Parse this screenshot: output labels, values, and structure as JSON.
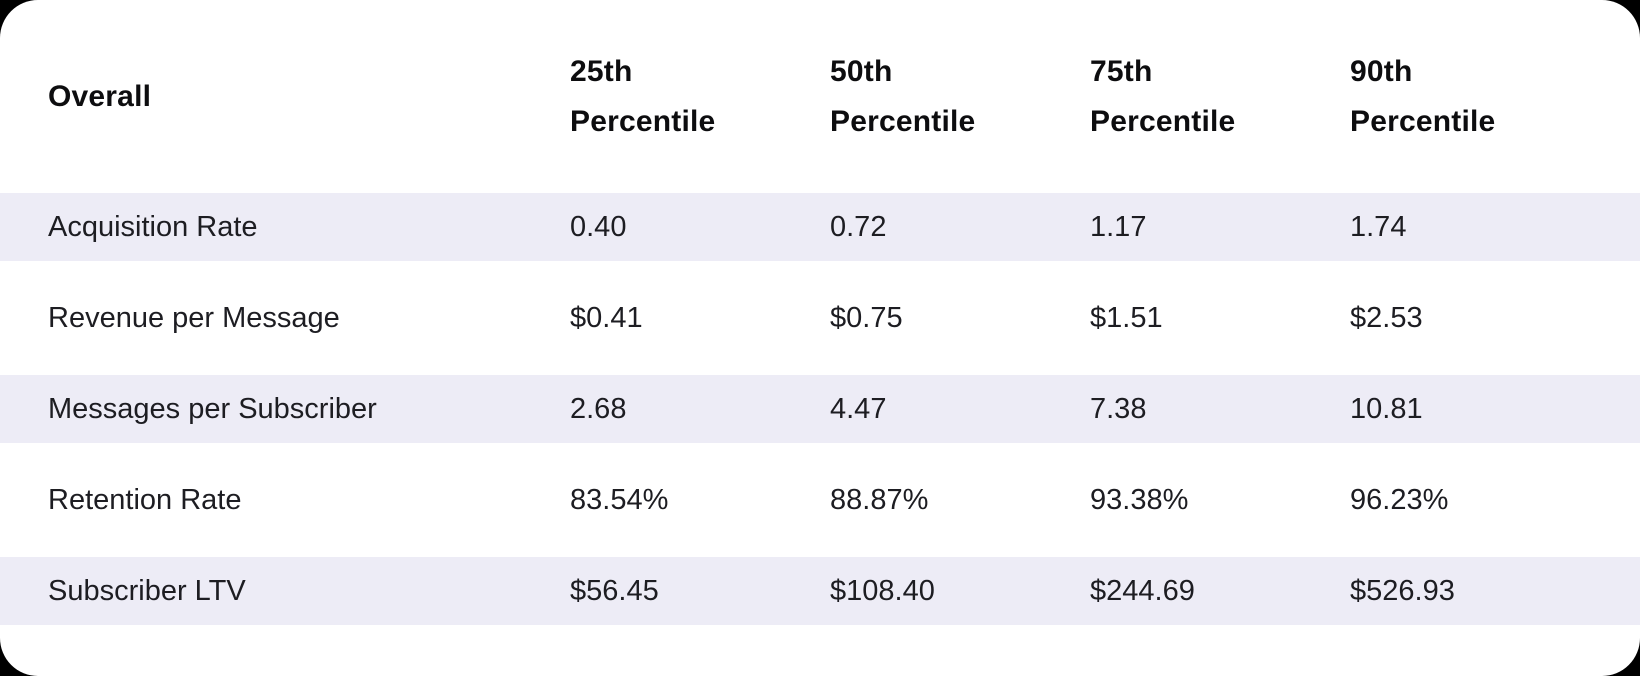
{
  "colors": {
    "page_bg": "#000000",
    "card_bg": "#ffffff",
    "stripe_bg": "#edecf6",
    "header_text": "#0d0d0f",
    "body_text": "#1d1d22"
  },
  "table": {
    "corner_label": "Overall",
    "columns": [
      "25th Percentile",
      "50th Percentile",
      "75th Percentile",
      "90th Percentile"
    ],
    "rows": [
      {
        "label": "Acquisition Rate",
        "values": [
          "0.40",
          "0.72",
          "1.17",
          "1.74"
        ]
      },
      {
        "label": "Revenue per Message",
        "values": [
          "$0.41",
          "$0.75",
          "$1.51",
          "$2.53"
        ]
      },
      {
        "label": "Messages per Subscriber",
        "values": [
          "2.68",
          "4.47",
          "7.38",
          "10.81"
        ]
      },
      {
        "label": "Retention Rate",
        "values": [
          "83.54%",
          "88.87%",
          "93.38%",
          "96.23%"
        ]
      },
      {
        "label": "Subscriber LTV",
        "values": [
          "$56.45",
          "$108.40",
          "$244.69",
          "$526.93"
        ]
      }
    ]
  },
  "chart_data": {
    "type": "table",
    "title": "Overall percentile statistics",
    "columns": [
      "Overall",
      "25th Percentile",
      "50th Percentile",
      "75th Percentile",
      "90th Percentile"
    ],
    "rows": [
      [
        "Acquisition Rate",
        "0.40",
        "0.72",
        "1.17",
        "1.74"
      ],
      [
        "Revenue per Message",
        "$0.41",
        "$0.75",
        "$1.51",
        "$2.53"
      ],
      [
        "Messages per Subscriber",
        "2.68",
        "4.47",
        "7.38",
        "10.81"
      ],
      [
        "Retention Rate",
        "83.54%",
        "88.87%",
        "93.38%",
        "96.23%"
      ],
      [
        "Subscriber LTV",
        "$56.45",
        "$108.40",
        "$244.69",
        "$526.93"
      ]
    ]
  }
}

┄┄┄┄┄┄┄┄┄┄┄┄┄┄┄┄┄┄┄┄

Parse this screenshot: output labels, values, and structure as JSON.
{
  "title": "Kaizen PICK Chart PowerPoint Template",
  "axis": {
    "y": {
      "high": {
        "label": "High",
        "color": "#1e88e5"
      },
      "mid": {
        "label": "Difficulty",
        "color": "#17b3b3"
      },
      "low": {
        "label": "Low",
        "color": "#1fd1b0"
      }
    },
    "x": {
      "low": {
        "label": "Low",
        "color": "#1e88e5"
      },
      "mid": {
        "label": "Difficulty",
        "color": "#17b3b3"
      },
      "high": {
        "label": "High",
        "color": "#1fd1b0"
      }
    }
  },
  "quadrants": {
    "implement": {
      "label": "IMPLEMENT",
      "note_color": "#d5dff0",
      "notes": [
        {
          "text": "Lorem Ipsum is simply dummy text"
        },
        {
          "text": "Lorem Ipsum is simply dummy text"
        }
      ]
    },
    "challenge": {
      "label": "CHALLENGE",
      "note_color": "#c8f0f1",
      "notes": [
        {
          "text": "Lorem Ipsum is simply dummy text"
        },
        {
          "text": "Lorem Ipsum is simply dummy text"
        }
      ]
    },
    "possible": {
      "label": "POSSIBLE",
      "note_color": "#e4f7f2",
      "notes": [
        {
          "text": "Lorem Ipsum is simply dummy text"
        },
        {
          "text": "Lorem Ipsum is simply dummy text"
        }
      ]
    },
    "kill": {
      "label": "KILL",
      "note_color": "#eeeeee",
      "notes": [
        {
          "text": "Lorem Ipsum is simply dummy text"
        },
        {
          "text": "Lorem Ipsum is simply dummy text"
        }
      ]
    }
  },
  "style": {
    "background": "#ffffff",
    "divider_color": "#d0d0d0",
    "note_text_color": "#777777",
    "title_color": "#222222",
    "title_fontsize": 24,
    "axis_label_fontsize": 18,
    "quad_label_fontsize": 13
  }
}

┄┄┄┄┄┄┄┄┄┄┄┄┄┄┄┄┄┄┄┄

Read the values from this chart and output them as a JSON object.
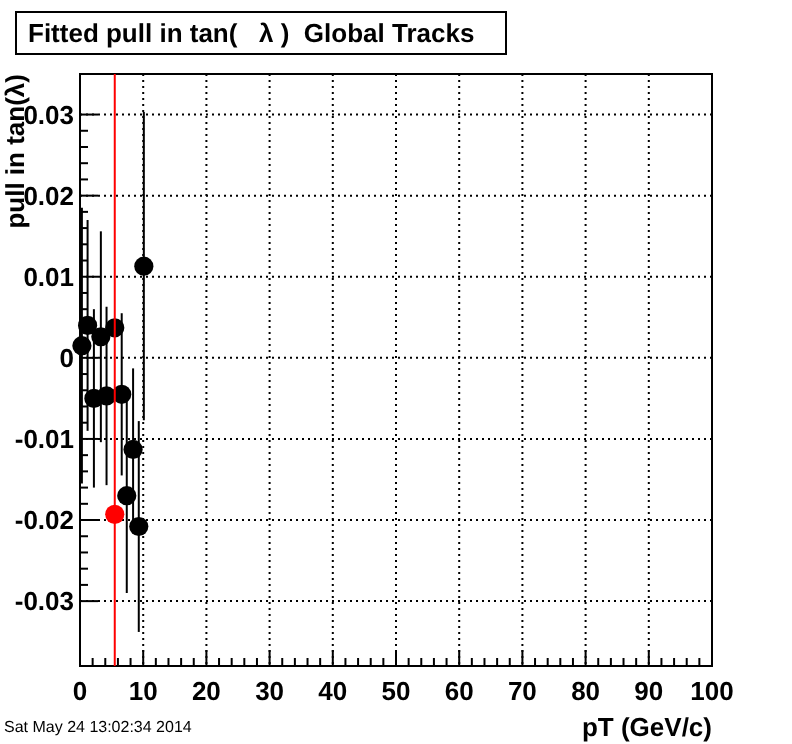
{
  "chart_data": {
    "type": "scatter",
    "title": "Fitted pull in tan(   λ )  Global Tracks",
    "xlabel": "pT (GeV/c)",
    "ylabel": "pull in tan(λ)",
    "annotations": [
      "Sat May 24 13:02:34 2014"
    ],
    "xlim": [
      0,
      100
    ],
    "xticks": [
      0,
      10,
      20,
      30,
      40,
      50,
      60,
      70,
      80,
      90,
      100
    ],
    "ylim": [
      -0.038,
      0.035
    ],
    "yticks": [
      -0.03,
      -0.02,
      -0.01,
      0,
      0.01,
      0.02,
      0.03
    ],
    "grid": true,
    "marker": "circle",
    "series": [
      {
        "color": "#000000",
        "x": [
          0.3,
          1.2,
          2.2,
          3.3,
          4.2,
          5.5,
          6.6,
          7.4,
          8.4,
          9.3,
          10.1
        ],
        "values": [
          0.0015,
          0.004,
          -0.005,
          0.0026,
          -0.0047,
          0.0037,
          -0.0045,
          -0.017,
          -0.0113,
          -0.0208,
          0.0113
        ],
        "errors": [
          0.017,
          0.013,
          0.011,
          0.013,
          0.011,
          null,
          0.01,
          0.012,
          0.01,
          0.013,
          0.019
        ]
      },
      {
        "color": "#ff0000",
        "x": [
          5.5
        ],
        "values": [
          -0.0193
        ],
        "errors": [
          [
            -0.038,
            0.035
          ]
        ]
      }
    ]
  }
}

┄┄┄┄┄┄┄┄┄┄┄┄┄┄┄┄┄┄┄┄

■ PROBLEM TO WORK ON: Copy all lines from the data that hold the word "Overall".

■ THE RESPONSE:
    "corner_label": "Overall",
    "title": "Overall percentile statistics",
      "Overall",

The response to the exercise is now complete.